# The request:
Find every line with the string "Hernandez" in it, count them, and reply with that count only.

# Data rows:
____
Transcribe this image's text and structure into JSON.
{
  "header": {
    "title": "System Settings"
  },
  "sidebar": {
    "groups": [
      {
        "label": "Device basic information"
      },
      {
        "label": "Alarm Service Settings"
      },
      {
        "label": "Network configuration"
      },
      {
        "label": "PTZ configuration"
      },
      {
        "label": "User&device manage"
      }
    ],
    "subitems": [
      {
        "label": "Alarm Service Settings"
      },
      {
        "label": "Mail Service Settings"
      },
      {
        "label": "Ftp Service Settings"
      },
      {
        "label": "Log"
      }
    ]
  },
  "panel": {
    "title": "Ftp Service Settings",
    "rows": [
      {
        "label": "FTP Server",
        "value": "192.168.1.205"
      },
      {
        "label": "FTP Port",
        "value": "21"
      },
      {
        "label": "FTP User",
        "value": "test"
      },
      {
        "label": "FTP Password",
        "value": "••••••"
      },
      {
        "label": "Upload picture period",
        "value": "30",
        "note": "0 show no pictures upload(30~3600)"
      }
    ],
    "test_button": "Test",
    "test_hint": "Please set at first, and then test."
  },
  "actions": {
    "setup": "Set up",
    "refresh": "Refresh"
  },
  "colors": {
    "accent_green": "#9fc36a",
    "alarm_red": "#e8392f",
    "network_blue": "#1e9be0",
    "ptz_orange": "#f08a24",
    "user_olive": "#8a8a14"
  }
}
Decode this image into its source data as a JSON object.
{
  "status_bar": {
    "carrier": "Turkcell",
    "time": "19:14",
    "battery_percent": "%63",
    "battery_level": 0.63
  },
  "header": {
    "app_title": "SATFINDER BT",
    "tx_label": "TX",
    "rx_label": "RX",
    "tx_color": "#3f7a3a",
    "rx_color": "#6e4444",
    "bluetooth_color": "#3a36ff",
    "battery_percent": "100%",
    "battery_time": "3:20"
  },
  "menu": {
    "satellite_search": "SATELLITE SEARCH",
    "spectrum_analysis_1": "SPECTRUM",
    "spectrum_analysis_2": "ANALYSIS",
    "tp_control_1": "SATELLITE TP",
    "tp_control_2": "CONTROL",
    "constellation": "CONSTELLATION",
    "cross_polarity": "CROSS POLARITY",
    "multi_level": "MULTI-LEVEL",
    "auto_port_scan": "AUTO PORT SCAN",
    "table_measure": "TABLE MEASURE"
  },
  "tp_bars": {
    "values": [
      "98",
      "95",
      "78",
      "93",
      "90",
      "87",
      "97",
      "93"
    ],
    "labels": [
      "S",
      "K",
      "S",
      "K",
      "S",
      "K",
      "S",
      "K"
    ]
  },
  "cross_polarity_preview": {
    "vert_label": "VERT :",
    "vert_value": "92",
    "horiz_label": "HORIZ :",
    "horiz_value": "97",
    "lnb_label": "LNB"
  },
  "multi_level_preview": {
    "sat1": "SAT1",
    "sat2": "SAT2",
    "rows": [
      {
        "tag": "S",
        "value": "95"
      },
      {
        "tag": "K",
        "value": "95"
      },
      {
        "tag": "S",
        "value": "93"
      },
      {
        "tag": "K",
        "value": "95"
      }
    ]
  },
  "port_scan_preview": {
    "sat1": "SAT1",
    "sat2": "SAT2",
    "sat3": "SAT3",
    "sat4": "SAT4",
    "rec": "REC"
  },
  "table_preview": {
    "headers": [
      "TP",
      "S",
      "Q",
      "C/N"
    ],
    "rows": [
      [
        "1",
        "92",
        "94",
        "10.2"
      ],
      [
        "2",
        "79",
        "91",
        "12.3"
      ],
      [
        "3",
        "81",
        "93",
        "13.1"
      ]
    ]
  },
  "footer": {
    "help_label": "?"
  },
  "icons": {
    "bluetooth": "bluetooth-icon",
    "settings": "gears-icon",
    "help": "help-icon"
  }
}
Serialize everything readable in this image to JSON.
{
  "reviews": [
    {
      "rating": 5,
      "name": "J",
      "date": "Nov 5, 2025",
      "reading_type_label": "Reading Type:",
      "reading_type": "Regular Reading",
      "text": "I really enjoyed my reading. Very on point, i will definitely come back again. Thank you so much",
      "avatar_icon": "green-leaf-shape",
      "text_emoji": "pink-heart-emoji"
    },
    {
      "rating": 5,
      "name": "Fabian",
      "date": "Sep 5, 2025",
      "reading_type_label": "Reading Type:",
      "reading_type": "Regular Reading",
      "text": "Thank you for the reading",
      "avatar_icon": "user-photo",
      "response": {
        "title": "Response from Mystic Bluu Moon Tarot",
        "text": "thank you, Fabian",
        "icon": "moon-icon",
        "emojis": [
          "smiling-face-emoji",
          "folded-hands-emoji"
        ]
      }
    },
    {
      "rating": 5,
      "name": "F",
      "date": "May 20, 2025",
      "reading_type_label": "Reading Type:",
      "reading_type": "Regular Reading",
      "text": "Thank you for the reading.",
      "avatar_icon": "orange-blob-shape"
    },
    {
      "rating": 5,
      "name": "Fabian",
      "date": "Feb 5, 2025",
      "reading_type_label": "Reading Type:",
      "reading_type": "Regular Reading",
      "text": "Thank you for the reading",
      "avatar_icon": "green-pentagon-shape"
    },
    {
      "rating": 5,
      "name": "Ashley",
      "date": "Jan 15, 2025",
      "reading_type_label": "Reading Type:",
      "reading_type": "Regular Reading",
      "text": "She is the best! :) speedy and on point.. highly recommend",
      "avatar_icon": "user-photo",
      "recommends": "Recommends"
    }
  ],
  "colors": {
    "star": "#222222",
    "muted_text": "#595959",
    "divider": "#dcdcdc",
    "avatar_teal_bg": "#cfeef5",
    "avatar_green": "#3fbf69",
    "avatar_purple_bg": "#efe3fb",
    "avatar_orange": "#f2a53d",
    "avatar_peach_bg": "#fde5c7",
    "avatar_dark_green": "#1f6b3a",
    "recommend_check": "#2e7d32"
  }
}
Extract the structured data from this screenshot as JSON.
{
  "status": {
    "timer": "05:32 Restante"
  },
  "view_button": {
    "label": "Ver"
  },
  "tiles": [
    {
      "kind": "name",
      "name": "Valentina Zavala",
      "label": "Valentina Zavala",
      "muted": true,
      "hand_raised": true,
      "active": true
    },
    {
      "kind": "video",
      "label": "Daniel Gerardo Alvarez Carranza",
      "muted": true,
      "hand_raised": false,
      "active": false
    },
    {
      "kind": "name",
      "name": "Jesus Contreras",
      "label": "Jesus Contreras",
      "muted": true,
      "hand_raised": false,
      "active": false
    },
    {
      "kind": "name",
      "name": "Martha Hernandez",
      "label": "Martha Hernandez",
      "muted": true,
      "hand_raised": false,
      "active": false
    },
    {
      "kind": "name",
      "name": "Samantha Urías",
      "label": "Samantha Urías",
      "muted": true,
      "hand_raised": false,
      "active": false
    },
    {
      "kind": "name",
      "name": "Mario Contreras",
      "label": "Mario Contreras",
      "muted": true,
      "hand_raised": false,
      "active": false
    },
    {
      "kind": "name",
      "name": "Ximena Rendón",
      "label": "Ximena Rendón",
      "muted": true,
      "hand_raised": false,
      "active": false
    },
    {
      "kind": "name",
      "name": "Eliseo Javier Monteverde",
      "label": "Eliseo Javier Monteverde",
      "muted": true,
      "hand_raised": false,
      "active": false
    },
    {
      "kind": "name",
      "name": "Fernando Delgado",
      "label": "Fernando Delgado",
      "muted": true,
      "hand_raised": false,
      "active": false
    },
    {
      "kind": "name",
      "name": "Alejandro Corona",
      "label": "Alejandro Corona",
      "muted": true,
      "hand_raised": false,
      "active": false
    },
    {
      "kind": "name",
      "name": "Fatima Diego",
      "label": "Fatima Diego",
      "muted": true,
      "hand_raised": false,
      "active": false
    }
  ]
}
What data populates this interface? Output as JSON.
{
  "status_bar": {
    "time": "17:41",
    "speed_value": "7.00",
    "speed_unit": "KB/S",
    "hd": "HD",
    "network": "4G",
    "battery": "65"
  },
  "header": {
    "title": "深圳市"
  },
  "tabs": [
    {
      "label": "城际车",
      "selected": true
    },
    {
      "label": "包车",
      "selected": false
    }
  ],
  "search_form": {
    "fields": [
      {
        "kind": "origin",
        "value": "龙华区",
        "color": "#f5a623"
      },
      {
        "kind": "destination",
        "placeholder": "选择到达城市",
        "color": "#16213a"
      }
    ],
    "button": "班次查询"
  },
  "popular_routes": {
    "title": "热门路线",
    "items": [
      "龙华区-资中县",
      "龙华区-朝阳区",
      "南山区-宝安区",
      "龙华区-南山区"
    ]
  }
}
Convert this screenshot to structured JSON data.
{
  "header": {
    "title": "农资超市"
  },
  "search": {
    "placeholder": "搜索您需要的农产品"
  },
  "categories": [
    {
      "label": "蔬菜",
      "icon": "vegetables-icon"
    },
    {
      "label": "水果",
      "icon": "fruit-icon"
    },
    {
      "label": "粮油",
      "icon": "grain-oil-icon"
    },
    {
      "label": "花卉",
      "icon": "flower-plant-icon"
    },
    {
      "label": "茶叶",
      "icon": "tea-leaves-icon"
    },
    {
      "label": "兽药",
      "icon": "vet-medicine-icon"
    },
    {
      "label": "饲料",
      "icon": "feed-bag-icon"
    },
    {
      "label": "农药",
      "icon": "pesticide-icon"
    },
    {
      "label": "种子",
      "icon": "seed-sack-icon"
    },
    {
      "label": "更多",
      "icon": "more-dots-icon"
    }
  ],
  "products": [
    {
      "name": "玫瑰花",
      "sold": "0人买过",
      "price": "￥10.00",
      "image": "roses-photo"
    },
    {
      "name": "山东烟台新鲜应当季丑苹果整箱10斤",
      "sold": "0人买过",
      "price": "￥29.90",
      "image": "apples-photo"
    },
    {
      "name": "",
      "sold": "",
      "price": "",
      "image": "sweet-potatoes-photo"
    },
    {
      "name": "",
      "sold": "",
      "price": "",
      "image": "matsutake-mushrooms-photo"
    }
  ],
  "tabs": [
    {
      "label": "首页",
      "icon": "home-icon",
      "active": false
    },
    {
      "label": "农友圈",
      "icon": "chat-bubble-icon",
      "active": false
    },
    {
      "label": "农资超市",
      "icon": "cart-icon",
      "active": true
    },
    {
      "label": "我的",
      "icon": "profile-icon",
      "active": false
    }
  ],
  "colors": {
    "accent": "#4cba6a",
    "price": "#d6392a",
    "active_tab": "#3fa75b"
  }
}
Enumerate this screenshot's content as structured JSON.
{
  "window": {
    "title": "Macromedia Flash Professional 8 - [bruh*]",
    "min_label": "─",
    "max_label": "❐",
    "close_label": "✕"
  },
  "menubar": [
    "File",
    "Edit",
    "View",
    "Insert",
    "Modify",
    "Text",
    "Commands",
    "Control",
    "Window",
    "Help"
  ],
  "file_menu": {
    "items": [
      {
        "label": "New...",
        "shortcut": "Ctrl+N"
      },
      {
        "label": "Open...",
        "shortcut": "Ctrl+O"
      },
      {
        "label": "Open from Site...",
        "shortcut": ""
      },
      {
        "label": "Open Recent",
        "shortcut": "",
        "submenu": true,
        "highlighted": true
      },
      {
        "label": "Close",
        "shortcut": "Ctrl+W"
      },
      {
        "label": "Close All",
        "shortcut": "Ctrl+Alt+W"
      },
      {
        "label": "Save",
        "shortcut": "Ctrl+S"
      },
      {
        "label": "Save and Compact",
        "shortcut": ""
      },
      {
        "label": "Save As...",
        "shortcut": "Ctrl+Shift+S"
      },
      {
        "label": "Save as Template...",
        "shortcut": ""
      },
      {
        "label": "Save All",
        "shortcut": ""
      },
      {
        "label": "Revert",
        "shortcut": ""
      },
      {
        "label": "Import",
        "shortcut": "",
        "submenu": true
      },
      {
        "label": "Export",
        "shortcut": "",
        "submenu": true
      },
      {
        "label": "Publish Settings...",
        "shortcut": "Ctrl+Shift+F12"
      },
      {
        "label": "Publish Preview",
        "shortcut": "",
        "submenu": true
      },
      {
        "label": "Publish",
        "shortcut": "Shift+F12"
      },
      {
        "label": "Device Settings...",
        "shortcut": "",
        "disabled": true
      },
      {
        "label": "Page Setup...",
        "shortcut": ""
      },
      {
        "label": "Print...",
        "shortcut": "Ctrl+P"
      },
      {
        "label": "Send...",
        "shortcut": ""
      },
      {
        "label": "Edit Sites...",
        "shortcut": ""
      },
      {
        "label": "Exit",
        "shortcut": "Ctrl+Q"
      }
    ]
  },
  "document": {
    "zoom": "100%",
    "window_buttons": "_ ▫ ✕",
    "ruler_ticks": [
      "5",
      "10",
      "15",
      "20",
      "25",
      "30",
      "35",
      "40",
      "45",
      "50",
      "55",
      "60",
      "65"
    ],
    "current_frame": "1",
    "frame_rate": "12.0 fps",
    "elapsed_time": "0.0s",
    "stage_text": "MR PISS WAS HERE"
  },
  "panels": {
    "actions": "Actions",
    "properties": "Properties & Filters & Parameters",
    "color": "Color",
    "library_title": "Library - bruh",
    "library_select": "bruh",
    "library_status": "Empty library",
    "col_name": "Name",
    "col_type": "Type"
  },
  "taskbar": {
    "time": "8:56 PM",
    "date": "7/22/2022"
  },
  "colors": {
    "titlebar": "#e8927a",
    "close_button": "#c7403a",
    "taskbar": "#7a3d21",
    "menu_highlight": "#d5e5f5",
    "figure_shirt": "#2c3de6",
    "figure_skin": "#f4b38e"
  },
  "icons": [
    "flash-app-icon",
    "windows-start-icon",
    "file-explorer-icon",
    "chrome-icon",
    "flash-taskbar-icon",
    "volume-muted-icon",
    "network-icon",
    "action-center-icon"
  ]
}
____
# Exercise result:
2